▸ **Exercise aim**
Can you output the material exactly as written, minus any pictures it holds?

▸ **Dataset records**

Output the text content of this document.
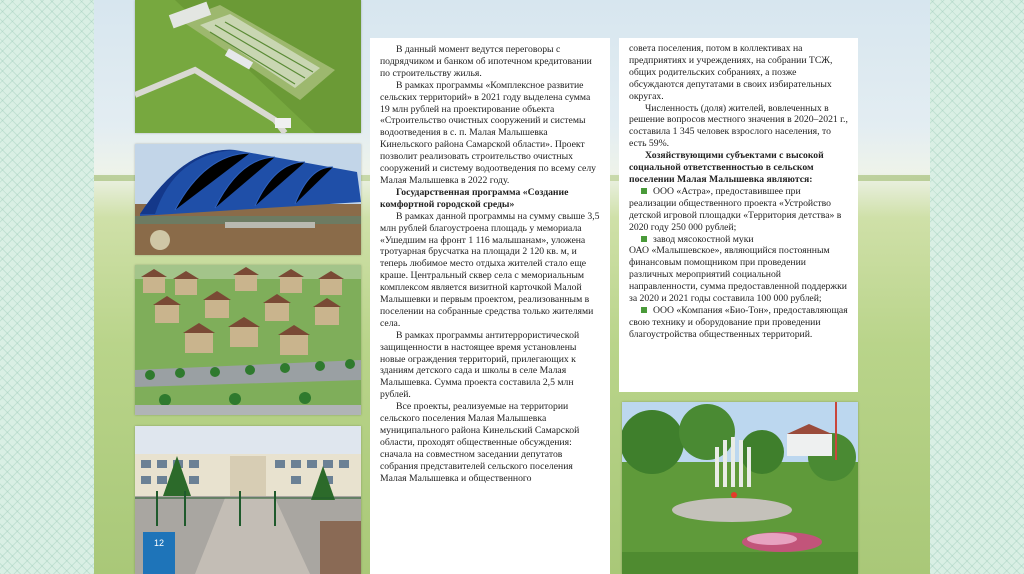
12

В данный момент ведутся переговоры с подрядчиком и банком об ипотечном кредитовании по строительству жилья.

В рамках программы «Комплексное развитие сельских территорий» в 2021 году выделена сумма 19 млн рублей на проектирование объекта «Строительство очистных сооружений и системы водоотведения в с. п. Малая Малышевка Кинельского района Самарской области». Проект позволит реализовать строительство очистных сооружений и систему водоотведения по всему селу Малая Малышевка в 2022 году.

Государственная программа «Создание комфортной городской среды»

В рамках данной программы на сумму свыше 3,5 млн рублей благоустроена площадь у мемориала «Ушедшим на фронт 1 116 малышанам», уложена тротуарная брусчатка на площади 2 120 кв. м, и теперь любимое место отдыха жителей стало еще краше. Центральный сквер села с мемориальным комплексом является визитной карточкой Малой Малышевки и первым проектом, реализованным в поселении на собранные средства только жителями села.

В рамках программы антитеррористической защищенности в настоящее время установлены новые ограждения территорий, прилегающих к зданиям детского сада и школы в селе Малая Малышевка. Сумма проекта составила 2,5 млн рублей.

Все проекты, реализуемые на территории сельского поселения Малая Малышевка муниципального района Кинельский Самарской области, проходят общественные обсуждения: сначала на совместном заседании депутатов собрания представителей сельского поселения Малая Малышевка и общественного

совета поселения, потом в коллективах на предприятиях и учреждениях, на собрании ТСЖ, общих родительских собраниях, а позже обсуждаются депутатами в своих избирательных округах.

Численность (доля) жителей, вовлеченных в решение вопросов местного значения в 2020–2021 г., составила 1 345 человек взрослого населения, то есть 59%.

Хозяйствующими субъектами с высокой социальной ответственностью в сельском поселении Малая Малышевка являются:

ООО «Астра», предоставившее при реализации общественного проекта «Устройство детской игровой площадки «Территория детства» в 2020 году 250 000 рублей;

завод мясокостной муки

ОАО «Малышевское», являющийся постоянным финансовым помощником при проведении различных мероприятий социальной направленности, сумма предоставленной поддержки за 2020 и 2021 годы составила 100 000 рублей;

ООО «Компания «Био-Тон», предоставляющая свою технику и оборудование при проведении благоустройства общественных территорий.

▸ **Result of the task**
Output the text content of this document.
12

В данный момент ведутся переговоры с подрядчиком и банком об ипотечном кредитовании по строительству жилья.

В рамках программы «Комплексное развитие сельских территорий» в 2021 году выделена сумма 19 млн рублей на проектирование объекта «Строительство очистных сооружений и системы водоотведения в с. п. Малая Малышевка Кинельского района Самарской области». Проект позволит реализовать строительство очистных сооружений и систему водоотведения по всему селу Малая Малышевка в 2022 году.

Государственная программа «Создание комфортной городской среды»

В рамках данной программы на сумму свыше 3,5 млн рублей благоустроена площадь у мемориала «Ушедшим на фронт 1 116 малышанам», уложена тротуарная брусчатка на площади 2 120 кв. м, и теперь любимое место отдыха жителей стало еще краше. Центральный сквер села с мемориальным комплексом является визитной карточкой Малой Малышевки и первым проектом, реализованным в поселении на собранные средства только жителями села.

В рамках программы антитеррористической защищенности в настоящее время установлены новые ограждения территорий, прилегающих к зданиям детского сада и школы в селе Малая Малышевка. Сумма проекта составила 2,5 млн рублей.

Все проекты, реализуемые на территории сельского поселения Малая Малышевка муниципального района Кинельский Самарской области, проходят общественные обсуждения: сначала на совместном заседании депутатов собрания представителей сельского поселения Малая Малышевка и общественного

совета поселения, потом в коллективах на предприятиях и учреждениях, на собрании ТСЖ, общих родительских собраниях, а позже обсуждаются депутатами в своих избирательных округах.

Численность (доля) жителей, вовлеченных в решение вопросов местного значения в 2020–2021 г., составила 1 345 человек взрослого населения, то есть 59%.

Хозяйствующими субъектами с высокой социальной ответственностью в сельском поселении Малая Малышевка являются:

ООО «Астра», предоставившее при реализации общественного проекта «Устройство детской игровой площадки «Территория детства» в 2020 году 250 000 рублей;

завод мясокостной муки

ОАО «Малышевское», являющийся постоянным финансовым помощником при проведении различных мероприятий социальной направленности, сумма предоставленной поддержки за 2020 и 2021 годы составила 100 000 рублей;

ООО «Компания «Био-Тон», предоставляющая свою технику и оборудование при проведении благоустройства общественных территорий.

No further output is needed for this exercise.